Rows from a dataset:

————————

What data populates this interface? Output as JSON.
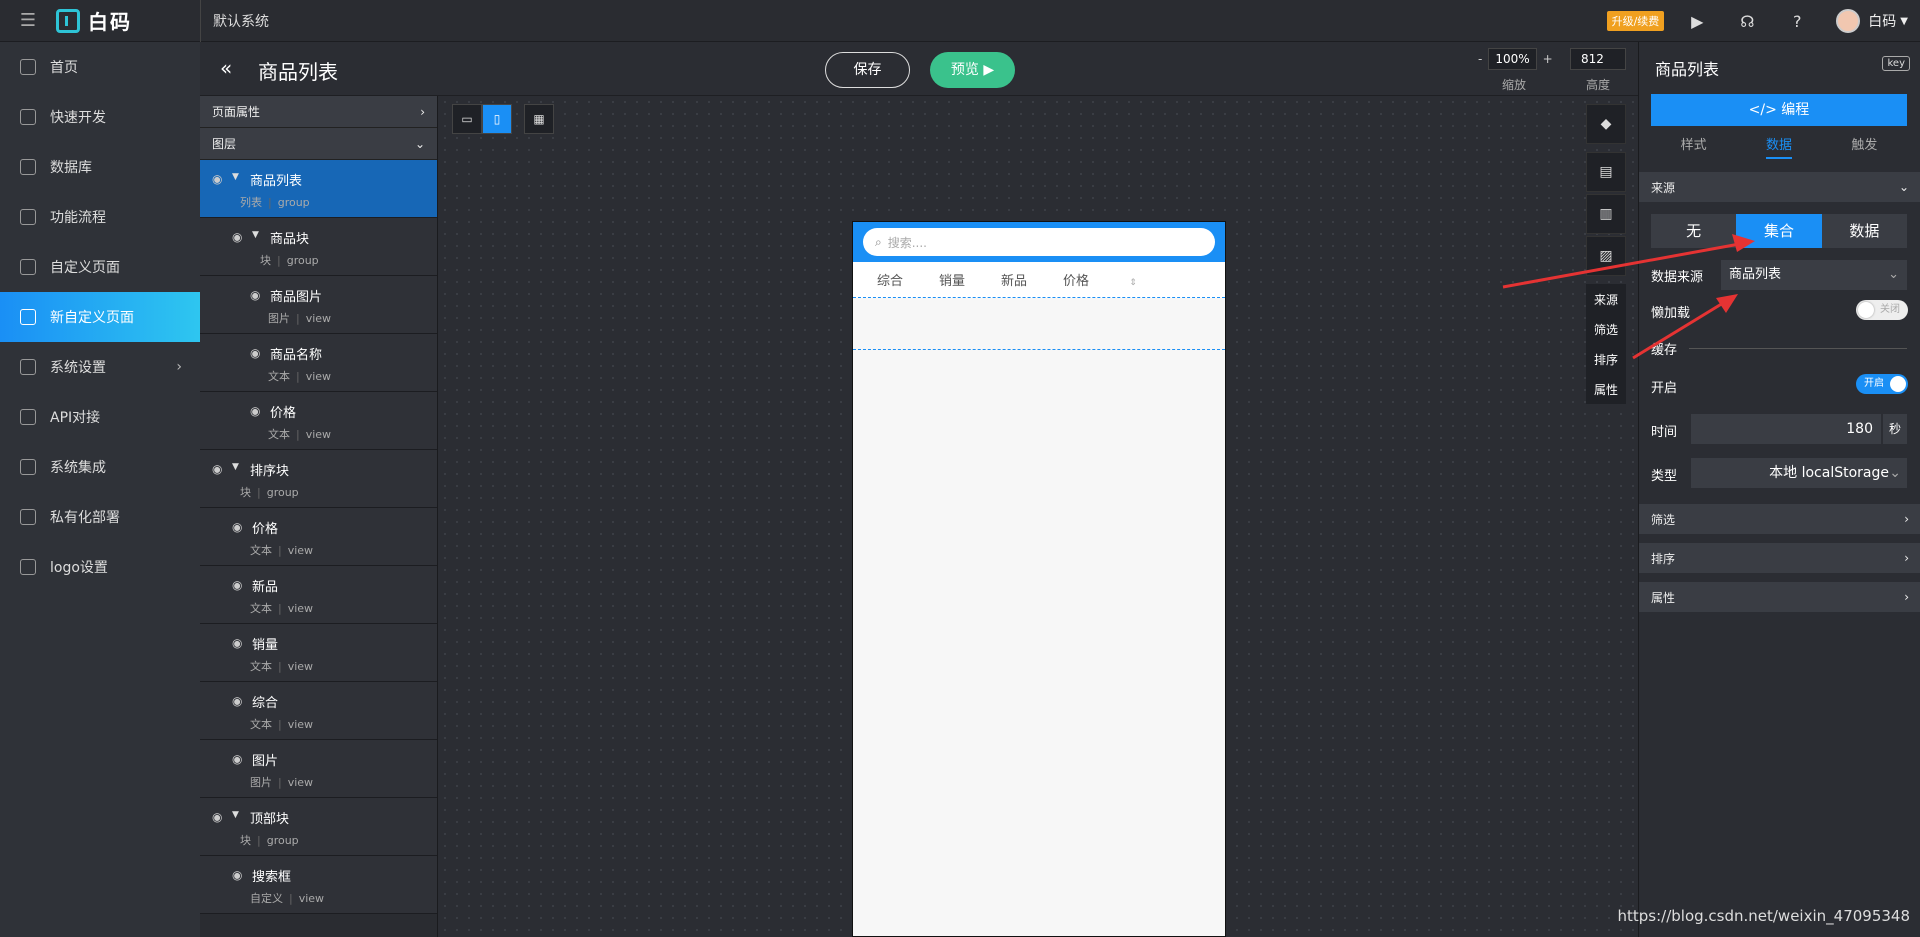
{
  "topbar": {
    "system": "默认系统",
    "logo": "白码",
    "upgrade": "升级/续费",
    "user": "白码"
  },
  "sidebar": {
    "items": [
      {
        "label": "首页",
        "icon": "home-icon"
      },
      {
        "label": "快速开发",
        "icon": "cube-icon"
      },
      {
        "label": "数据库",
        "icon": "database-icon"
      },
      {
        "label": "功能流程",
        "icon": "flow-icon"
      },
      {
        "label": "自定义页面",
        "icon": "page-icon"
      },
      {
        "label": "新自定义页面",
        "icon": "new-page-icon",
        "active": true
      },
      {
        "label": "系统设置",
        "icon": "chart-icon",
        "arrow": true
      },
      {
        "label": "API对接",
        "icon": "api-icon"
      },
      {
        "label": "系统集成",
        "icon": "layers-icon"
      },
      {
        "label": "私有化部署",
        "icon": "lock-icon"
      },
      {
        "label": "logo设置",
        "icon": "logo-icon"
      }
    ]
  },
  "header": {
    "title": "商品列表",
    "save": "保存",
    "preview": "预览",
    "zoom": "100%",
    "zoom_label": "缩放",
    "height": "812",
    "height_label": "高度"
  },
  "layers": {
    "page_props": "页面属性",
    "layer_head": "图层",
    "items": [
      {
        "name": "商品列表",
        "type": "列表",
        "kind": "group",
        "level": 0,
        "tri": true,
        "selected": true
      },
      {
        "name": "商品块",
        "type": "块",
        "kind": "group",
        "level": 1,
        "tri": true
      },
      {
        "name": "商品图片",
        "type": "图片",
        "kind": "view",
        "level": 2
      },
      {
        "name": "商品名称",
        "type": "文本",
        "kind": "view",
        "level": 2
      },
      {
        "name": "价格",
        "type": "文本",
        "kind": "view",
        "level": 2
      },
      {
        "name": "排序块",
        "type": "块",
        "kind": "group",
        "level": 0,
        "tri": true
      },
      {
        "name": "价格",
        "type": "文本",
        "kind": "view",
        "level": 1
      },
      {
        "name": "新品",
        "type": "文本",
        "kind": "view",
        "level": 1
      },
      {
        "name": "销量",
        "type": "文本",
        "kind": "view",
        "level": 1
      },
      {
        "name": "综合",
        "type": "文本",
        "kind": "view",
        "level": 1
      },
      {
        "name": "图片",
        "type": "图片",
        "kind": "view",
        "level": 1
      },
      {
        "name": "顶部块",
        "type": "块",
        "kind": "group",
        "level": 0,
        "tri": true
      },
      {
        "name": "搜索框",
        "type": "自定义",
        "kind": "view",
        "level": 1
      }
    ]
  },
  "phone": {
    "search_placeholder": "搜索....",
    "tabs": [
      "综合",
      "销量",
      "新品",
      "价格"
    ]
  },
  "vtools": {
    "labels": [
      "来源",
      "筛选",
      "排序",
      "属性"
    ]
  },
  "right": {
    "title": "商品列表",
    "key": "key",
    "code": "</> 编程",
    "tabs": [
      "样式",
      "数据",
      "触发"
    ],
    "source_head": "来源",
    "segments": [
      "无",
      "集合",
      "数据"
    ],
    "ds_label": "数据来源",
    "ds_value": "商品列表",
    "lazy_label": "懒加载",
    "lazy_state": "关闭",
    "cache_label": "缓存",
    "enable_label": "开启",
    "enable_state": "开启",
    "time_label": "时间",
    "time_value": "180",
    "time_unit": "秒",
    "type_label": "类型",
    "type_value": "本地 localStorage",
    "filter": "筛选",
    "sort": "排序",
    "attr": "属性"
  },
  "watermark": "https://blog.csdn.net/weixin_47095348"
}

————————

→ Goal of the exercise:
Of all the lines in the listing above, how many contain the word "商品列表"? Answer with the number alone.

→ Task answer:
4